• _Trecho fornecido_
____
Brasília – Em depoimento no Conselho de Ética e Decoro Parlamentar da Câmara, o deputado João Paulo Cunha (PT-SP) apresentou documento assinado por Delúbio Soares, na qual o ex-tesoureiro assume que pôs à disposição no Banco Rural os R$ 50 mil sacados pela esposa do deputado das contas de Marcos Valério.

Na declaração, Delúbio afirma que João Paulo não tinha conhecimento da origem do dinheiro. "Se eu soubesse que tivesse qualquer possibilidade de qualquer irregularidade nesse processo eu iria manda a minha esposa? Seria uma estupidez. Pedi para ela ir porque tinha certeza de que era um dinheiro oriundo dos cofres do PT".

João Paulo disse que o dinheiro foi usado para pagar pesquisa de opinião na região de Osasco. Segundo ele, os recursos foram repassados ao responsável pela contratração do trabalho e que não tem responsabilidade sobre isso.

O relator do processo contra João Paulo, deputado Cezar Schirmer (PMDB-RS) questionou as notas fiscais apresentadas pela empresa que fez a pesquisa de opinião. Segundo ele, as três notas apresentam números seqüenciados, ainda que com intervalo de três meses entre a primeira e a última. Na opinião do deputado, ou a empresa só fez esse trabalho de pesquisa durante o período, ou há algo de errado com a documentação.
____
• _Material fornecido_
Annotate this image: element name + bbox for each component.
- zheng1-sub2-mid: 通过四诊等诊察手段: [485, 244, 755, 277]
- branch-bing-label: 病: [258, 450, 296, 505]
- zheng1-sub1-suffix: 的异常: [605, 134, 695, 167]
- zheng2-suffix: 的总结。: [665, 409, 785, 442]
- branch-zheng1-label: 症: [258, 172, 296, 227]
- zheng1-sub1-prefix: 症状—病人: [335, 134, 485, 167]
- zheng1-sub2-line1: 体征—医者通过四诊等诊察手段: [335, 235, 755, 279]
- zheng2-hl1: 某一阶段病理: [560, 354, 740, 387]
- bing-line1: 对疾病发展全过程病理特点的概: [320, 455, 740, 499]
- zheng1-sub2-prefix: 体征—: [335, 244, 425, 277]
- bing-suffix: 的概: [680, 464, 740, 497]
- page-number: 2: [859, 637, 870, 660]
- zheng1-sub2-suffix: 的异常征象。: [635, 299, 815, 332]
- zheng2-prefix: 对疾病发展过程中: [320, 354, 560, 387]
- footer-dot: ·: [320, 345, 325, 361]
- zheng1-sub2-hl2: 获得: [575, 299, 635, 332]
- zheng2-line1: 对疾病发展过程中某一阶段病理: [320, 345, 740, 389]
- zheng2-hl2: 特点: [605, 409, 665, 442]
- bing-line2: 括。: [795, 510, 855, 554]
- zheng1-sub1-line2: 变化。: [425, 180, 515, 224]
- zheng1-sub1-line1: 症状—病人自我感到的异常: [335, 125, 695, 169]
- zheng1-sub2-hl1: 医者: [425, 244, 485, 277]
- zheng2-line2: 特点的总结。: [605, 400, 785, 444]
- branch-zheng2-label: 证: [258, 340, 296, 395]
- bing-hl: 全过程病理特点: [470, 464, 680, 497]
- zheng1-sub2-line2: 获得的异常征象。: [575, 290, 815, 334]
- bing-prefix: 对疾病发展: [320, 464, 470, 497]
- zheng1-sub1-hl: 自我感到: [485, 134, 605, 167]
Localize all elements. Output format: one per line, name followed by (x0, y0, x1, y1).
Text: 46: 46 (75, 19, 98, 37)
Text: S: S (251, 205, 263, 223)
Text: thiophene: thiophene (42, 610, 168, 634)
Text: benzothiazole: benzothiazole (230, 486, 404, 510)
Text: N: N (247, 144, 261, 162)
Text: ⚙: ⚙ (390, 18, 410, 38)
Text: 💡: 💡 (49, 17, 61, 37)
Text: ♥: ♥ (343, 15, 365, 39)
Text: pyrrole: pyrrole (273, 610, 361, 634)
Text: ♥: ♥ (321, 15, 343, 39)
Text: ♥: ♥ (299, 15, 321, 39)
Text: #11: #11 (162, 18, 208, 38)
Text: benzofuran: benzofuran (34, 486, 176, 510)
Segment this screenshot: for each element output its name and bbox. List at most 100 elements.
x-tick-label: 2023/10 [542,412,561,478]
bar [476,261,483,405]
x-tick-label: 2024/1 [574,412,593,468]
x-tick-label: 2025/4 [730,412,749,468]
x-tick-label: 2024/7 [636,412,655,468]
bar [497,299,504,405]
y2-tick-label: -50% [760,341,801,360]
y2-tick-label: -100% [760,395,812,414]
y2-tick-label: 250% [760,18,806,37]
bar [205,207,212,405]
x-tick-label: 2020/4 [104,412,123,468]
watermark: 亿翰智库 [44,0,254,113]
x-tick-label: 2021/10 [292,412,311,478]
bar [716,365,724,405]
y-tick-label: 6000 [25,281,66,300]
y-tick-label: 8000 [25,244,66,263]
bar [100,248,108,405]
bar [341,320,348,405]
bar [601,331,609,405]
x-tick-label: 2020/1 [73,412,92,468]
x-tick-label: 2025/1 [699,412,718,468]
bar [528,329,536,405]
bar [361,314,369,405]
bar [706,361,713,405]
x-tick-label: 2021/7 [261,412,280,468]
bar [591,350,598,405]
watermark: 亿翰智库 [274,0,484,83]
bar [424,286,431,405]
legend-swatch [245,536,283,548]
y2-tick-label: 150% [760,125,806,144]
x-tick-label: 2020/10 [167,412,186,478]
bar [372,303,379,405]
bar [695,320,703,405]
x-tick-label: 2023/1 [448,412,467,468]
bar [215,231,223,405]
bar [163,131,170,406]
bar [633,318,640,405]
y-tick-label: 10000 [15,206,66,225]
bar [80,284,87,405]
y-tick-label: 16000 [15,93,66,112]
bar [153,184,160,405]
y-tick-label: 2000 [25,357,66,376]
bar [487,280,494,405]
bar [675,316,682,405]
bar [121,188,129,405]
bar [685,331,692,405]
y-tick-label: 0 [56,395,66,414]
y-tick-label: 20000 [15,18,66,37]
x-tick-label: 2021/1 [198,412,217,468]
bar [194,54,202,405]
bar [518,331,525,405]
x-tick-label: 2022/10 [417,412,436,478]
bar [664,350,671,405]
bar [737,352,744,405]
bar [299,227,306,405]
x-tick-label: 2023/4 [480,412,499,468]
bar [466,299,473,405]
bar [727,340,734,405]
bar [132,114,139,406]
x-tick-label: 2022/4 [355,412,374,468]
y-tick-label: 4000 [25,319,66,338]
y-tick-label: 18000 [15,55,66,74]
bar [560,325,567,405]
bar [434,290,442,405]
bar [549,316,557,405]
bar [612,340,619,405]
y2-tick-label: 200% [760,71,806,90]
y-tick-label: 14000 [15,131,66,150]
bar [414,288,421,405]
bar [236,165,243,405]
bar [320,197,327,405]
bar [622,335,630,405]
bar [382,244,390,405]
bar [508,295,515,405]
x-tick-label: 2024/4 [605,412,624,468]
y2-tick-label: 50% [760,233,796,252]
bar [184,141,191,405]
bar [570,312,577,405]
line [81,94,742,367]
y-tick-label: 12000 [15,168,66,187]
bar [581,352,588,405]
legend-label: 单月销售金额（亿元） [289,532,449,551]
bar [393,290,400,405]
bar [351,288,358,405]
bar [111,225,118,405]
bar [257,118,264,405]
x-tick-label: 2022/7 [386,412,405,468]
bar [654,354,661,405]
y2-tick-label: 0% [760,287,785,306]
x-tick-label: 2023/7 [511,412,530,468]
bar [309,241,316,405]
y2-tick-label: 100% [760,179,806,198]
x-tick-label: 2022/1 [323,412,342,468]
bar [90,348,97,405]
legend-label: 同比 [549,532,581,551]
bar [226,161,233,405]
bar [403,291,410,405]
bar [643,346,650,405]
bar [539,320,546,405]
____
• _Tarefas_
1. Segundo a notícia sobre o depoimento de João Paulo Cunha, em que foi usado o dinheiro sacado pela esposa do deputado?
2. Reproduza, sem alterações, a parte da notícia sobre o depoimento de João Paulo Cunha que vai de "O relator do" até "com a documentação.", inclusive.

• _Respostas em ordem_
1. No pagamento de uma pesquisa de opinião na região de Osasco.

2.
O relator do processo contra João Paulo, deputado Cezar Schirmer (PMDB-RS) questionou as notas fiscais apresentadas pela empresa que fez a pesquisa de opinião. Segundo ele, as três notas apresentam números seqüenciados, ainda que com intervalo de três meses entre a primeira e a última. Na opinião do deputado, ou a empresa só fez esse trabalho de pesquisa durante o período, ou há algo de errado com a documentação.